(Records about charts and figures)
____________
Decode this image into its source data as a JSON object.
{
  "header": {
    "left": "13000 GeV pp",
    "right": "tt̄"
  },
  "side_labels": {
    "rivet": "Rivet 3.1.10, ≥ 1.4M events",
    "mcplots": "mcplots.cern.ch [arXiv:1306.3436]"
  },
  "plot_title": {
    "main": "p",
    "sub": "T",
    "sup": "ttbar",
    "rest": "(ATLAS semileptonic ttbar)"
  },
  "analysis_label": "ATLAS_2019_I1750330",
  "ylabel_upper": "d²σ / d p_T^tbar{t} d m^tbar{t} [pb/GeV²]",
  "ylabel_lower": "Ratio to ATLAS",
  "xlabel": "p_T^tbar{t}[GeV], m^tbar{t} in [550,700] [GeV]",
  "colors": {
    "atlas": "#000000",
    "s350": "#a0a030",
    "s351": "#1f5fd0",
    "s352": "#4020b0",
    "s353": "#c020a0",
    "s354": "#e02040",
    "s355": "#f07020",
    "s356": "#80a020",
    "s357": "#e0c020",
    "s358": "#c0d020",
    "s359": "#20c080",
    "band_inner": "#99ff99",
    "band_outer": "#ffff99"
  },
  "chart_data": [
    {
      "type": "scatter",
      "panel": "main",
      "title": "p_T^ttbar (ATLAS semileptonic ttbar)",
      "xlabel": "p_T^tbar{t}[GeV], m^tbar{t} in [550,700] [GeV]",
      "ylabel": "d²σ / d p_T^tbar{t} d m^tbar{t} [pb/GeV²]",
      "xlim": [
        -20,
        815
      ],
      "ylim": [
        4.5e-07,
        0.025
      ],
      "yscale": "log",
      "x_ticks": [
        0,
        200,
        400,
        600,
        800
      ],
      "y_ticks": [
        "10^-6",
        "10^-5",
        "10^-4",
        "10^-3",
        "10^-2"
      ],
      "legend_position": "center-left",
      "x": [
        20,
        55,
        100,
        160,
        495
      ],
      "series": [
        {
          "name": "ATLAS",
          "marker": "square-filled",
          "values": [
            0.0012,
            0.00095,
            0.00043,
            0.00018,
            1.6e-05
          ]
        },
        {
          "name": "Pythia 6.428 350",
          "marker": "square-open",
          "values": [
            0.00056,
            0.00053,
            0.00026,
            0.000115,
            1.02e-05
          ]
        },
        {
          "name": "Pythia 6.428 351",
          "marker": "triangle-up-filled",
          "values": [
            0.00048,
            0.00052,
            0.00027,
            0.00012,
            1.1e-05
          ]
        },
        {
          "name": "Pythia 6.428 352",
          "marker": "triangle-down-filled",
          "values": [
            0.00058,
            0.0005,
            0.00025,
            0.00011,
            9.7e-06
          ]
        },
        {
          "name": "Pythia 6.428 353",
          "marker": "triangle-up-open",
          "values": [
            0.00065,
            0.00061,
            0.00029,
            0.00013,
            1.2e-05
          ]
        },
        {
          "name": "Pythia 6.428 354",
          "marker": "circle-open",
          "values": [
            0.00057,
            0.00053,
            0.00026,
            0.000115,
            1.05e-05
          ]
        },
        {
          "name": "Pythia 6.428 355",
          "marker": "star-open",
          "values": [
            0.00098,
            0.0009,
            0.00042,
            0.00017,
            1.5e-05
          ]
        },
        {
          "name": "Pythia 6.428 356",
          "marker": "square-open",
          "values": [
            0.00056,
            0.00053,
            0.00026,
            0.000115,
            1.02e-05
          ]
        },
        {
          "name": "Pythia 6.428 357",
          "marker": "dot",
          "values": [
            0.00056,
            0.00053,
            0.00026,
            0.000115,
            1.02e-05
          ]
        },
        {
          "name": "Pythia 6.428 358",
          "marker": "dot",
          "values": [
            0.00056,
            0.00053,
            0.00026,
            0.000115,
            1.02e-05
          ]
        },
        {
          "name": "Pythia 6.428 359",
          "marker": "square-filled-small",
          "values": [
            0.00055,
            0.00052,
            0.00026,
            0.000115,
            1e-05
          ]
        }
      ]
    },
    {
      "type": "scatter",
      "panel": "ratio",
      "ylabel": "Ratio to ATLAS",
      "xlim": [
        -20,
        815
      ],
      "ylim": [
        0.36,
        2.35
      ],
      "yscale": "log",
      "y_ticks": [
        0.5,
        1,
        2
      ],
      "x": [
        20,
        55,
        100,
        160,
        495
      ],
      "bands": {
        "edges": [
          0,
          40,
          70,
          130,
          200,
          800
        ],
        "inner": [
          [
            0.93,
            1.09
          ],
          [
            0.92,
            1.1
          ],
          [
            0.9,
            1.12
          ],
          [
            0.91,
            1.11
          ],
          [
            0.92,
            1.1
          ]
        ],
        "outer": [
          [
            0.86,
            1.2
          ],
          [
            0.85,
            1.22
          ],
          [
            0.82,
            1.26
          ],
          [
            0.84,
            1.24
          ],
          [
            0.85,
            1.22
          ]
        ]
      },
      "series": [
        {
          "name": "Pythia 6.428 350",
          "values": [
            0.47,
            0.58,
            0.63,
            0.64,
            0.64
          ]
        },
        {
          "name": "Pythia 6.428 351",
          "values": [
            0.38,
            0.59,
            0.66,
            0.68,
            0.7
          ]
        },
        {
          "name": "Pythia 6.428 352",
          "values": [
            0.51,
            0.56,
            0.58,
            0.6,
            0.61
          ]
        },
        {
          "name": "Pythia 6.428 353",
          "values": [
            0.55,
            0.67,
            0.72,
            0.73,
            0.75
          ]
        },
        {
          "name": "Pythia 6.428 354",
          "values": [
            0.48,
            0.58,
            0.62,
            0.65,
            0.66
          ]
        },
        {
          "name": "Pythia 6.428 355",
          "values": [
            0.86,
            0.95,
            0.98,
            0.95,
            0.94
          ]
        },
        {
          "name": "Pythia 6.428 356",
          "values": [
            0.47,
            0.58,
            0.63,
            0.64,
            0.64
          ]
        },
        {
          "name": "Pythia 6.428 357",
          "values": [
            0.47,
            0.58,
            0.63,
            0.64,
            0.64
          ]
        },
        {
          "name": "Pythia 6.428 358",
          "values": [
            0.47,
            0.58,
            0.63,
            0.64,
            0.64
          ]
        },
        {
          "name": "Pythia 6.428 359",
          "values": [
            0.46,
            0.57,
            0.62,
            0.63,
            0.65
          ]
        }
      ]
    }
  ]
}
____________
Task description: Look for the word "square" and return every line where it occurs.

Result for this task:
          "marker": "square-filled",
          "marker": "square-open",
          "marker": "square-open",
          "marker": "square-filled-small",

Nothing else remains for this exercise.